• **Directions**
Extract every line where the string "None" appears.

• **Supplied data**
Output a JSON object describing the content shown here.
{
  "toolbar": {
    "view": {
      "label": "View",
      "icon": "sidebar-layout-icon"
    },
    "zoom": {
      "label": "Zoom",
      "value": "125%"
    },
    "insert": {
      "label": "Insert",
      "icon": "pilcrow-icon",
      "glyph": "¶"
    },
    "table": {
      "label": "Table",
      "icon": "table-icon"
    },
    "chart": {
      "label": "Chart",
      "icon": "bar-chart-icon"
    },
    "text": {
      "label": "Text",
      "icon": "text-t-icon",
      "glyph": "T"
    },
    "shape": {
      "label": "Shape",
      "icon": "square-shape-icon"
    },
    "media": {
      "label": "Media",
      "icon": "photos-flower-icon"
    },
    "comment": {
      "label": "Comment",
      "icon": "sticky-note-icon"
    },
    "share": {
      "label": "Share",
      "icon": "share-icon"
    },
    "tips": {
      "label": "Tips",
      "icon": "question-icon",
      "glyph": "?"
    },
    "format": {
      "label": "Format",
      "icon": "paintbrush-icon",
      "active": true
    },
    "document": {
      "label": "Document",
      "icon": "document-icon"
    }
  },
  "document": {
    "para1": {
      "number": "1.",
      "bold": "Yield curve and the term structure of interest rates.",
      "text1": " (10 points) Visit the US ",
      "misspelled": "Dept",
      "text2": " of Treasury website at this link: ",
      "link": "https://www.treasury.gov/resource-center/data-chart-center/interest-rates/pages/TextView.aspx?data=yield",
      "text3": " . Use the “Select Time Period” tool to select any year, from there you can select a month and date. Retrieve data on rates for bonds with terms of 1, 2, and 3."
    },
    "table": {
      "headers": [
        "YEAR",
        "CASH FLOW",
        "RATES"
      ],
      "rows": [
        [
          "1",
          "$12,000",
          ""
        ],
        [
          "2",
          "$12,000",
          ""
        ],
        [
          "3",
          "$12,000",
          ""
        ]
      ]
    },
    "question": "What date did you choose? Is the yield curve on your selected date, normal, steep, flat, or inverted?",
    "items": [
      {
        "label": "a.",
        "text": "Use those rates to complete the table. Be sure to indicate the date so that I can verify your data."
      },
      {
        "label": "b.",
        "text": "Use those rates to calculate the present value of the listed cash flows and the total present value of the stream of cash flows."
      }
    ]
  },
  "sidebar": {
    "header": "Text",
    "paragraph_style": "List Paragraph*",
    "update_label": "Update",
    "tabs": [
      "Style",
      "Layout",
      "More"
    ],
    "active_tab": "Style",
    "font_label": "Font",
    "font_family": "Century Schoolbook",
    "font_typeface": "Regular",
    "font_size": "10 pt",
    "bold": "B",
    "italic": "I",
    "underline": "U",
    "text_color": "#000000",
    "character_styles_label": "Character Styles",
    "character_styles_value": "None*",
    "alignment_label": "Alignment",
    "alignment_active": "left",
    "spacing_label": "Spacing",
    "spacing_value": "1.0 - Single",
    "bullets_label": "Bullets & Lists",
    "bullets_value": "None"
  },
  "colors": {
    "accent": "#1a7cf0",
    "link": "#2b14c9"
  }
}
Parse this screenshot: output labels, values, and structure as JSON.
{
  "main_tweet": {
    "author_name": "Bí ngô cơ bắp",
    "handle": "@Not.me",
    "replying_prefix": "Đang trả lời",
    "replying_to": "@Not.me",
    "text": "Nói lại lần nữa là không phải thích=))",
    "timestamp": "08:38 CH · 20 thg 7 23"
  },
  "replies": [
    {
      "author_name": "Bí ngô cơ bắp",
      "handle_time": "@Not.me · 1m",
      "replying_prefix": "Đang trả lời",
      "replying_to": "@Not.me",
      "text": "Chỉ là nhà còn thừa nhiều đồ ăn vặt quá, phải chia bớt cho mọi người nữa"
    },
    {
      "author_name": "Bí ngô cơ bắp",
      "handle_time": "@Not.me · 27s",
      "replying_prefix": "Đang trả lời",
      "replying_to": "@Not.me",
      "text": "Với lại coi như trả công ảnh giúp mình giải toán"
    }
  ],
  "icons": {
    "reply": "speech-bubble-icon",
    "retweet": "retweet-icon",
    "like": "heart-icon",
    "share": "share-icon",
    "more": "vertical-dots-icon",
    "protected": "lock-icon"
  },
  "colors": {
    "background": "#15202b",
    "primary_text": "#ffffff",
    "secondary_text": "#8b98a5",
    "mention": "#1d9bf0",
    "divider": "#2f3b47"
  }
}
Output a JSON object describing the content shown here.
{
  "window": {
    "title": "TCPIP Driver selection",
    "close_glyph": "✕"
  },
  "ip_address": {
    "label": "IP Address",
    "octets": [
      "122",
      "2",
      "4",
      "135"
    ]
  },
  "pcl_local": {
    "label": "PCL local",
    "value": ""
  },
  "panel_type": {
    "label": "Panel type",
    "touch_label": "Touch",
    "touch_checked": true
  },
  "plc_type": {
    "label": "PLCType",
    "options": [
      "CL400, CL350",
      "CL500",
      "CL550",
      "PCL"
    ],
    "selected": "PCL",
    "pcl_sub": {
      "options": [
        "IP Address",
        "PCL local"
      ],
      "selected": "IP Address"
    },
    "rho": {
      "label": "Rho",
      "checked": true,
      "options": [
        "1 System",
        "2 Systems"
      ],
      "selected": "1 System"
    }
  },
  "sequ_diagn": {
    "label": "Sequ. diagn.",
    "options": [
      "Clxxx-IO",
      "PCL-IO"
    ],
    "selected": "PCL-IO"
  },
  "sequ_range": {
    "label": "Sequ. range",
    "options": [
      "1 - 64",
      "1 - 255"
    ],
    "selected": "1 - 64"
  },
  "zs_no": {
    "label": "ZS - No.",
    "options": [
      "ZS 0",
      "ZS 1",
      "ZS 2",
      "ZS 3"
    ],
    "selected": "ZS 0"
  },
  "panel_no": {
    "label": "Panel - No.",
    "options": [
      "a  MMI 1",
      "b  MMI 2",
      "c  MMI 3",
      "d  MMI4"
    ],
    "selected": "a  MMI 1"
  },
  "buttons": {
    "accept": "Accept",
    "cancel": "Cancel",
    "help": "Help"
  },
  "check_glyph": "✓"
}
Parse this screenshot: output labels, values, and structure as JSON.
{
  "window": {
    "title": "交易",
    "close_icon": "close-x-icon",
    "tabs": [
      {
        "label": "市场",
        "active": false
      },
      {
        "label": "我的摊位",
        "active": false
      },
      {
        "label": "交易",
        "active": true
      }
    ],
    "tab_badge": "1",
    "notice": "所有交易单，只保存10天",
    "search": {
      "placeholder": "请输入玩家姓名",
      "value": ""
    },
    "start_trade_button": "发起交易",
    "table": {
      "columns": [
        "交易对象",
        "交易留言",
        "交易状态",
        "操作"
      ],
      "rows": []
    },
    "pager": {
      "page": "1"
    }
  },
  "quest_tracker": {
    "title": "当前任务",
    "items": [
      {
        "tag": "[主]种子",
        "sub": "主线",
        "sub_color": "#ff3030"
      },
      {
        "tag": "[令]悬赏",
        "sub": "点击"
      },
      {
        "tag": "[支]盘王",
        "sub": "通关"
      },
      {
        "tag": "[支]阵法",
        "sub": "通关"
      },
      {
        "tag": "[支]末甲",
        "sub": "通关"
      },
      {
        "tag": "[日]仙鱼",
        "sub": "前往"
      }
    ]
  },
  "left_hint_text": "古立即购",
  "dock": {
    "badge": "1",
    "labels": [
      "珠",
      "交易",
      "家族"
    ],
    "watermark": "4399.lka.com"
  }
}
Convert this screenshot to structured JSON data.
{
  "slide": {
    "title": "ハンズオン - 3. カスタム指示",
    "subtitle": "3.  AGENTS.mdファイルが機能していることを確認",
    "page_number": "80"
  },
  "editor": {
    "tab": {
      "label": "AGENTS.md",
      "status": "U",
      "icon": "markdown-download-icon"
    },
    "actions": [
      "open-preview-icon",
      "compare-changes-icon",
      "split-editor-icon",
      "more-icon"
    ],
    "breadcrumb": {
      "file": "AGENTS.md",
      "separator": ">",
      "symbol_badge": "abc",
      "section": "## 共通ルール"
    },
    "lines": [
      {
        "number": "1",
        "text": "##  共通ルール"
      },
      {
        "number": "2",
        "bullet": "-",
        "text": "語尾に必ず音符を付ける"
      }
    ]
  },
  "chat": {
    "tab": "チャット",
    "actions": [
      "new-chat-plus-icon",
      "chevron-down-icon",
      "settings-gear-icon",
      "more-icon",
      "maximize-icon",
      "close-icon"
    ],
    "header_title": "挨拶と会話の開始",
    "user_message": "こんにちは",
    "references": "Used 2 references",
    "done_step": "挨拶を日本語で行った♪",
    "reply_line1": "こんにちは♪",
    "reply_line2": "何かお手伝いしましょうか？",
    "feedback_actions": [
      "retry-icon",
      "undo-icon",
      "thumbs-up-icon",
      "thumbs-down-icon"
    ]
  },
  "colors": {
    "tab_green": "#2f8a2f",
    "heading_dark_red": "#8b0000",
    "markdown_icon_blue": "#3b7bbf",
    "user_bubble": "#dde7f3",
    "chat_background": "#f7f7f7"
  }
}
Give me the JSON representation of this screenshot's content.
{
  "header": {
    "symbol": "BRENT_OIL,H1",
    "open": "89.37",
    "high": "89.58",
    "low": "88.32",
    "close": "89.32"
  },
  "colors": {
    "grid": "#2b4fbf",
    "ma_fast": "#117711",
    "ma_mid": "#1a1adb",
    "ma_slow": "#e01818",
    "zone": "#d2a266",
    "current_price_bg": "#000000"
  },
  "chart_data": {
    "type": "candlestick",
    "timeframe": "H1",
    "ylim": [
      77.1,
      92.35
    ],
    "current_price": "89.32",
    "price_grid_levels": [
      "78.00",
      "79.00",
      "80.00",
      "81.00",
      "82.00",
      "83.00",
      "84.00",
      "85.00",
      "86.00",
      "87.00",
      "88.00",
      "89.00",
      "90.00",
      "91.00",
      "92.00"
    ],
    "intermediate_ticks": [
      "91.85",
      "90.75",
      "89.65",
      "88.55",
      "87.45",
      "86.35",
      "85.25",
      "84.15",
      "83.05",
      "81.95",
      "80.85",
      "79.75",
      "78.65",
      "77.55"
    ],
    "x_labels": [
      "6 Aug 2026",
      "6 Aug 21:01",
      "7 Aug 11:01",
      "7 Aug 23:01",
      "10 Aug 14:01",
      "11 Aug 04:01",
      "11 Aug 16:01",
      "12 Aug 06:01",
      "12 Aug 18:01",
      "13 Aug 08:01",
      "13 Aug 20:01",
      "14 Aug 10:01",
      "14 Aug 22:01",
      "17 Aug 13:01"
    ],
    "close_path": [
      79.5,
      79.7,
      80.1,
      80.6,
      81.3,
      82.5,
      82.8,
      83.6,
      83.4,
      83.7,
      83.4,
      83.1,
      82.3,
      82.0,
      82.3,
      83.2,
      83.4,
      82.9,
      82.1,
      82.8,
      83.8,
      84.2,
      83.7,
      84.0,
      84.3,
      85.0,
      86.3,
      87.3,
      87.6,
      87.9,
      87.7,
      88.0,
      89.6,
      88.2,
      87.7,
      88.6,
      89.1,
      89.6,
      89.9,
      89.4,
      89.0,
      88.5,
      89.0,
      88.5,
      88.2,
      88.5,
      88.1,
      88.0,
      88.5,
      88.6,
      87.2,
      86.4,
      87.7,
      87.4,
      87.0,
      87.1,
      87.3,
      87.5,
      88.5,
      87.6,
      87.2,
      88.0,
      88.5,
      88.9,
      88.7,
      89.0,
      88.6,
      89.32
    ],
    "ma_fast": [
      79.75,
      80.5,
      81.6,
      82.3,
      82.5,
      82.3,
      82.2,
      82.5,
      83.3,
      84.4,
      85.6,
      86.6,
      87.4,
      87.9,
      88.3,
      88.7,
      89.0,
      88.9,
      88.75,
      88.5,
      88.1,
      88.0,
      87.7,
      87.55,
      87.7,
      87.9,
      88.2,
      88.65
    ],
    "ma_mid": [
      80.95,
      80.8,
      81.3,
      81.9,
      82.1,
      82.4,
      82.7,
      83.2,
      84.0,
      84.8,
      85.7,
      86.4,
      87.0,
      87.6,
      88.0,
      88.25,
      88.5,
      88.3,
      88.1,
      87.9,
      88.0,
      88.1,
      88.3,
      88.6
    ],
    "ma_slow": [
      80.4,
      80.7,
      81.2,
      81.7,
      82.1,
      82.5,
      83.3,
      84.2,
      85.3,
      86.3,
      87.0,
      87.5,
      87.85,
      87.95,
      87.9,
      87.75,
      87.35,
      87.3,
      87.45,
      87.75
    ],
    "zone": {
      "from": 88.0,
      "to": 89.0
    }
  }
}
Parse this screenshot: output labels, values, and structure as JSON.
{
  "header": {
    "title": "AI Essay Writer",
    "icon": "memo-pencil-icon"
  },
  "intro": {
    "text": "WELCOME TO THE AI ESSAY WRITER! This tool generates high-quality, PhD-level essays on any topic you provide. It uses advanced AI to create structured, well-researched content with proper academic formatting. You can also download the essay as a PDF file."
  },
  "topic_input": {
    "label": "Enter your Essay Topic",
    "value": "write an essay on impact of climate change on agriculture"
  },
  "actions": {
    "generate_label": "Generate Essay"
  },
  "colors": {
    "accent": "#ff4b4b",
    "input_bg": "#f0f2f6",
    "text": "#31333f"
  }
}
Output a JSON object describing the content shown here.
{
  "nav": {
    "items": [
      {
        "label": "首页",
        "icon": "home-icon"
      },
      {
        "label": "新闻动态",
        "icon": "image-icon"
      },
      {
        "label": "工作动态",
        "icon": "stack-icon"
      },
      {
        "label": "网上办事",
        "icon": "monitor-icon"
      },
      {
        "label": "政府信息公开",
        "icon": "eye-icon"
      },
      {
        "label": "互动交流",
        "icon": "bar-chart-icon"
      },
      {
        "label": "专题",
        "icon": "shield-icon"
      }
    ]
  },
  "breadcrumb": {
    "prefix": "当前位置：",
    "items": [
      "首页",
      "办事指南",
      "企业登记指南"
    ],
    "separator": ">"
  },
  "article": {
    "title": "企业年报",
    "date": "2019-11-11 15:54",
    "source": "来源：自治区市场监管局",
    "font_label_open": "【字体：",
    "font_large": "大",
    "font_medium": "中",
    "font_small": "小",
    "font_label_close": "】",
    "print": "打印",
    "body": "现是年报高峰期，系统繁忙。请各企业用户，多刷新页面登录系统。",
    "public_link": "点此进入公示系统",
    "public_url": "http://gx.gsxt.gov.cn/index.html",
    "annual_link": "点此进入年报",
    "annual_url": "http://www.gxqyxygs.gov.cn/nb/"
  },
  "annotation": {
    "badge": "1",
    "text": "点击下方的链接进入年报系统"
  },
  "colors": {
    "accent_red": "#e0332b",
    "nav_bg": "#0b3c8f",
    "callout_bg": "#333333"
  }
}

• **The reply**
    "character_styles_value": "None*",
    "bullets_value": "None"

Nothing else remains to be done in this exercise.